Stated task:
Your task is to print every entry below exactly as given.
--- START Given records ---
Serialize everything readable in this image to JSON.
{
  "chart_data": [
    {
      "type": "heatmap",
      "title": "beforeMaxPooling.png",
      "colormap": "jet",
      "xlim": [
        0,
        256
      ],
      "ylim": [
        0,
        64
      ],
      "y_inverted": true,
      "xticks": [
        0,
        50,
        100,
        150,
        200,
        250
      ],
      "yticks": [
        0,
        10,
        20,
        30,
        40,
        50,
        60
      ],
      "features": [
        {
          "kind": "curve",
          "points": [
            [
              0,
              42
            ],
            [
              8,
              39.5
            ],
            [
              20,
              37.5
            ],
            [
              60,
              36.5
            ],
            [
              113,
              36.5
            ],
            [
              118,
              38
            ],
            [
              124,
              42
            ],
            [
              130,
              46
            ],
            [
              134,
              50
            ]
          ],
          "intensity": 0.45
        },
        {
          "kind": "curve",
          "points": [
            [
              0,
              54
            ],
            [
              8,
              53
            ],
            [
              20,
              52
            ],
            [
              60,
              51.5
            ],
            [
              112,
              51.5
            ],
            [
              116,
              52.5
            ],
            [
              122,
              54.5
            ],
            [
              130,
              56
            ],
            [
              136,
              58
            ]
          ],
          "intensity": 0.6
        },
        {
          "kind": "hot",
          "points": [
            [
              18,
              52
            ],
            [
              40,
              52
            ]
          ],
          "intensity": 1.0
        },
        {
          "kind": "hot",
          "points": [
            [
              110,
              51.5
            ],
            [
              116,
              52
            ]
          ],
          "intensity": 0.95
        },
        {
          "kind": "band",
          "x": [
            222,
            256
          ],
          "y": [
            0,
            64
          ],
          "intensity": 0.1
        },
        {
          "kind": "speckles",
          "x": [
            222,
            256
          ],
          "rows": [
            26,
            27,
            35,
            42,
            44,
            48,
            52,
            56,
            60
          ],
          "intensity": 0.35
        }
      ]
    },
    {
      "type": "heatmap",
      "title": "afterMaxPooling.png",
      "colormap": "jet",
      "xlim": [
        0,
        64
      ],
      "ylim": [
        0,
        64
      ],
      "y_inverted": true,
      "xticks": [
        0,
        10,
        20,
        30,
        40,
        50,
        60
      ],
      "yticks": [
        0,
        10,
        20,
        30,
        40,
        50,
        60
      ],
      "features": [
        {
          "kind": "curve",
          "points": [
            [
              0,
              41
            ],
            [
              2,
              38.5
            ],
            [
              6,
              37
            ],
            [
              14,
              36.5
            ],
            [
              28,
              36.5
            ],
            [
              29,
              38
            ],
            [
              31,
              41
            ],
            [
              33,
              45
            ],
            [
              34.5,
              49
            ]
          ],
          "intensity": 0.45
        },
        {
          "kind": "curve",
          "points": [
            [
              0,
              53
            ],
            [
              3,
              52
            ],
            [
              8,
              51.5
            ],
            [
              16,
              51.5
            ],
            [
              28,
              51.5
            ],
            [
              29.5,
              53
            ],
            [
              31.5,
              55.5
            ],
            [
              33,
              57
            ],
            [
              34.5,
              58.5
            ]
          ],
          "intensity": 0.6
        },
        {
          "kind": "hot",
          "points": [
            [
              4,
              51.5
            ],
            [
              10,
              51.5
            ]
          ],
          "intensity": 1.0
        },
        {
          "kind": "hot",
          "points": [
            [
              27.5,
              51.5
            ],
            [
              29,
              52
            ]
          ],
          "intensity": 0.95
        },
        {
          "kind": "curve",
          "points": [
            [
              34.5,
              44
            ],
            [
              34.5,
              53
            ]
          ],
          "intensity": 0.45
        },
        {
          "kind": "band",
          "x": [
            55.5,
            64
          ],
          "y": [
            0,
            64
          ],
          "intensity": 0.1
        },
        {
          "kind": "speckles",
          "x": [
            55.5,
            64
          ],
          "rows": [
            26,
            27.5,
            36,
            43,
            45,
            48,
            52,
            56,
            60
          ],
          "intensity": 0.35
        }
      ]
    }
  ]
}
--- END Given records ---
Response to this exercise:
Serialize everything readable in this image to JSON.
{
  "chart_data": [
    {
      "type": "heatmap",
      "title": "beforeMaxPooling.png",
      "colormap": "jet",
      "xlim": [
        0,
        256
      ],
      "ylim": [
        0,
        64
      ],
      "y_inverted": true,
      "xticks": [
        0,
        50,
        100,
        150,
        200,
        250
      ],
      "yticks": [
        0,
        10,
        20,
        30,
        40,
        50,
        60
      ],
      "features": [
        {
          "kind": "curve",
          "points": [
            [
              0,
              42
            ],
            [
              8,
              39.5
            ],
            [
              20,
              37.5
            ],
            [
              60,
              36.5
            ],
            [
              113,
              36.5
            ],
            [
              118,
              38
            ],
            [
              124,
              42
            ],
            [
              130,
              46
            ],
            [
              134,
              50
            ]
          ],
          "intensity": 0.45
        },
        {
          "kind": "curve",
          "points": [
            [
              0,
              54
            ],
            [
              8,
              53
            ],
            [
              20,
              52
            ],
            [
              60,
              51.5
            ],
            [
              112,
              51.5
            ],
            [
              116,
              52.5
            ],
            [
              122,
              54.5
            ],
            [
              130,
              56
            ],
            [
              136,
              58
            ]
          ],
          "intensity": 0.6
        },
        {
          "kind": "hot",
          "points": [
            [
              18,
              52
            ],
            [
              40,
              52
            ]
          ],
          "intensity": 1.0
        },
        {
          "kind": "hot",
          "points": [
            [
              110,
              51.5
            ],
            [
              116,
              52
            ]
          ],
          "intensity": 0.95
        },
        {
          "kind": "band",
          "x": [
            222,
            256
          ],
          "y": [
            0,
            64
          ],
          "intensity": 0.1
        },
        {
          "kind": "speckles",
          "x": [
            222,
            256
          ],
          "rows": [
            26,
            27,
            35,
            42,
            44,
            48,
            52,
            56,
            60
          ],
          "intensity": 0.35
        }
      ]
    },
    {
      "type": "heatmap",
      "title": "afterMaxPooling.png",
      "colormap": "jet",
      "xlim": [
        0,
        64
      ],
      "ylim": [
        0,
        64
      ],
      "y_inverted": true,
      "xticks": [
        0,
        10,
        20,
        30,
        40,
        50,
        60
      ],
      "yticks": [
        0,
        10,
        20,
        30,
        40,
        50,
        60
      ],
      "features": [
        {
          "kind": "curve",
          "points": [
            [
              0,
              41
            ],
            [
              2,
              38.5
            ],
            [
              6,
              37
            ],
            [
              14,
              36.5
            ],
            [
              28,
              36.5
            ],
            [
              29,
              38
            ],
            [
              31,
              41
            ],
            [
              33,
              45
            ],
            [
              34.5,
              49
            ]
          ],
          "intensity": 0.45
        },
        {
          "kind": "curve",
          "points": [
            [
              0,
              53
            ],
            [
              3,
              52
            ],
            [
              8,
              51.5
            ],
            [
              16,
              51.5
            ],
            [
              28,
              51.5
            ],
            [
              29.5,
              53
            ],
            [
              31.5,
              55.5
            ],
            [
              33,
              57
            ],
            [
              34.5,
              58.5
            ]
          ],
          "intensity": 0.6
        },
        {
          "kind": "hot",
          "points": [
            [
              4,
              51.5
            ],
            [
              10,
              51.5
            ]
          ],
          "intensity": 1.0
        },
        {
          "kind": "hot",
          "points": [
            [
              27.5,
              51.5
            ],
            [
              29,
              52
            ]
          ],
          "intensity": 0.95
        },
        {
          "kind": "curve",
          "points": [
            [
              34.5,
              44
            ],
            [
              34.5,
              53
            ]
          ],
          "intensity": 0.45
        },
        {
          "kind": "band",
          "x": [
            55.5,
            64
          ],
          "y": [
            0,
            64
          ],
          "intensity": 0.1
        },
        {
          "kind": "speckles",
          "x": [
            55.5,
            64
          ],
          "rows": [
            26,
            27.5,
            36,
            43,
            45,
            48,
            52,
            56,
            60
          ],
          "intensity": 0.35
        }
      ]
    }
  ]
}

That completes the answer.